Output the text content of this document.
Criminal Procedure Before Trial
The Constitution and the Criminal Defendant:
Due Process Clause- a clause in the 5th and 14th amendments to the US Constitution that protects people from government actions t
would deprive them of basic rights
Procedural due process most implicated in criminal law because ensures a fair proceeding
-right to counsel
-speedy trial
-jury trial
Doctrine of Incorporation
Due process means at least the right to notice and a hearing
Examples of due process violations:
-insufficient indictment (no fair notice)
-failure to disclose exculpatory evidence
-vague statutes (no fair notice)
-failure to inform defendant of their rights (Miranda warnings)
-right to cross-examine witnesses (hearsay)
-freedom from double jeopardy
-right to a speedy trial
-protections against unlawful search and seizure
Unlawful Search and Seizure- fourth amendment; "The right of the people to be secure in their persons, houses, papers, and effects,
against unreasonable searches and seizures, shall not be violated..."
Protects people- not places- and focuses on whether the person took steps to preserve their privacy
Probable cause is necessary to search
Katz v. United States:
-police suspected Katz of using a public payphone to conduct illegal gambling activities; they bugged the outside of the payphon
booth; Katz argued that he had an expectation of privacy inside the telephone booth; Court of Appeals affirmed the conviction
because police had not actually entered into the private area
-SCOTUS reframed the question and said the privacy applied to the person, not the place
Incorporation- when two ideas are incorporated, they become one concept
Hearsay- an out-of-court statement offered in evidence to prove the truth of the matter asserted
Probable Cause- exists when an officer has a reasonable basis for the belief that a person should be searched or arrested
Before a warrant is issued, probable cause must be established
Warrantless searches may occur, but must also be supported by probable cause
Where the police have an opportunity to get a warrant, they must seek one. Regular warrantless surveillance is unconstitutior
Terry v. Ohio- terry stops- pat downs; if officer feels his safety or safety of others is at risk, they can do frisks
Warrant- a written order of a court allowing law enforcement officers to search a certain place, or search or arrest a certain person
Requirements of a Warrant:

------------------------------------------------

> Request:
Retype all of the material above with every character intact.

> Result below:
Output the text content of this document.
Criminal Procedure Before Trial
The Constitution and the Criminal Defendant:
Due Process Clause- a clause in the 5th and 14th amendments to the US Constitution that protects people from government actions t
would deprive them of basic rights
Procedural due process most implicated in criminal law because ensures a fair proceeding
-right to counsel
-speedy trial
-jury trial
Doctrine of Incorporation
Due process means at least the right to notice and a hearing
Examples of due process violations:
-insufficient indictment (no fair notice)
-failure to disclose exculpatory evidence
-vague statutes (no fair notice)
-failure to inform defendant of their rights (Miranda warnings)
-right to cross-examine witnesses (hearsay)
-freedom from double jeopardy
-right to a speedy trial
-protections against unlawful search and seizure
Unlawful Search and Seizure- fourth amendment; "The right of the people to be secure in their persons, houses, papers, and effects,
against unreasonable searches and seizures, shall not be violated..."
Protects people- not places- and focuses on whether the person took steps to preserve their privacy
Probable cause is necessary to search
Katz v. United States:
-police suspected Katz of using a public payphone to conduct illegal gambling activities; they bugged the outside of the payphon
booth; Katz argued that he had an expectation of privacy inside the telephone booth; Court of Appeals affirmed the conviction
because police had not actually entered into the private area
-SCOTUS reframed the question and said the privacy applied to the person, not the place
Incorporation- when two ideas are incorporated, they become one concept
Hearsay- an out-of-court statement offered in evidence to prove the truth of the matter asserted
Probable Cause- exists when an officer has a reasonable basis for the belief that a person should be searched or arrested
Before a warrant is issued, probable cause must be established
Warrantless searches may occur, but must also be supported by probable cause
Where the police have an opportunity to get a warrant, they must seek one. Regular warrantless surveillance is unconstitutior
Terry v. Ohio- terry stops- pat downs; if officer feels his safety or safety of others is at risk, they can do frisks
Warrant- a written order of a court allowing law enforcement officers to search a certain place, or search or arrest a certain person
Requirements of a Warrant:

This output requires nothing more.